Please render the stretch from the first row through the row that contains "bar-segment (410, 180, 535, 516)" as a numbered list, leaving out any blank lines.

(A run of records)
·····
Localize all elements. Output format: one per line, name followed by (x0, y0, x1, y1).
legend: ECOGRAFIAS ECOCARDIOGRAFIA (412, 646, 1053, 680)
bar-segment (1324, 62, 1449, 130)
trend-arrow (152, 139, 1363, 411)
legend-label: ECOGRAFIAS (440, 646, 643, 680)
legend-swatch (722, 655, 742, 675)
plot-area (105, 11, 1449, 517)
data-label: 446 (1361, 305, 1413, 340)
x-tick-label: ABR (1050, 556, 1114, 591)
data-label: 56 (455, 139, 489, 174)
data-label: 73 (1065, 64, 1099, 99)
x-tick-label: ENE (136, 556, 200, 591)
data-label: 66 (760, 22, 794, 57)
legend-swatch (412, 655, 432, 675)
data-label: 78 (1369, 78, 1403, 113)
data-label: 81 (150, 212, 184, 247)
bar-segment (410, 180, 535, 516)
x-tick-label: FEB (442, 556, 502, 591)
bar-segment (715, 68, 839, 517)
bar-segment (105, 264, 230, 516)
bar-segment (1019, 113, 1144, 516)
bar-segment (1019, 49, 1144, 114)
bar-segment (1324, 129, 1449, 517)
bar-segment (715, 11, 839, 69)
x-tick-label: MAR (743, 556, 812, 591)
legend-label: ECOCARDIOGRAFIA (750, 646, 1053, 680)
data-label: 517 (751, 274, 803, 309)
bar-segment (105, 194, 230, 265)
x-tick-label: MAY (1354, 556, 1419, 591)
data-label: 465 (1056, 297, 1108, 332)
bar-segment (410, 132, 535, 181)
·····
**Correct output**.
1. Localize all elements. Output format: one per line, name followed by (x0, y0, x1, y1).
2. legend: ECOGRAFIAS ECOCARDIOGRAFIA (412, 646, 1053, 680)
3. bar-segment (1324, 62, 1449, 130)
4. trend-arrow (152, 139, 1363, 411)
5. legend-label: ECOGRAFIAS (440, 646, 643, 680)
6. legend-swatch (722, 655, 742, 675)
7. plot-area (105, 11, 1449, 517)
8. data-label: 446 (1361, 305, 1413, 340)
9. x-tick-label: ABR (1050, 556, 1114, 591)
10. data-label: 56 (455, 139, 489, 174)
11. data-label: 73 (1065, 64, 1099, 99)
12. x-tick-label: ENE (136, 556, 200, 591)
13. data-label: 66 (760, 22, 794, 57)
14. legend-swatch (412, 655, 432, 675)
15. data-label: 78 (1369, 78, 1403, 113)
16. data-label: 81 (150, 212, 184, 247)
17. bar-segment (410, 180, 535, 516)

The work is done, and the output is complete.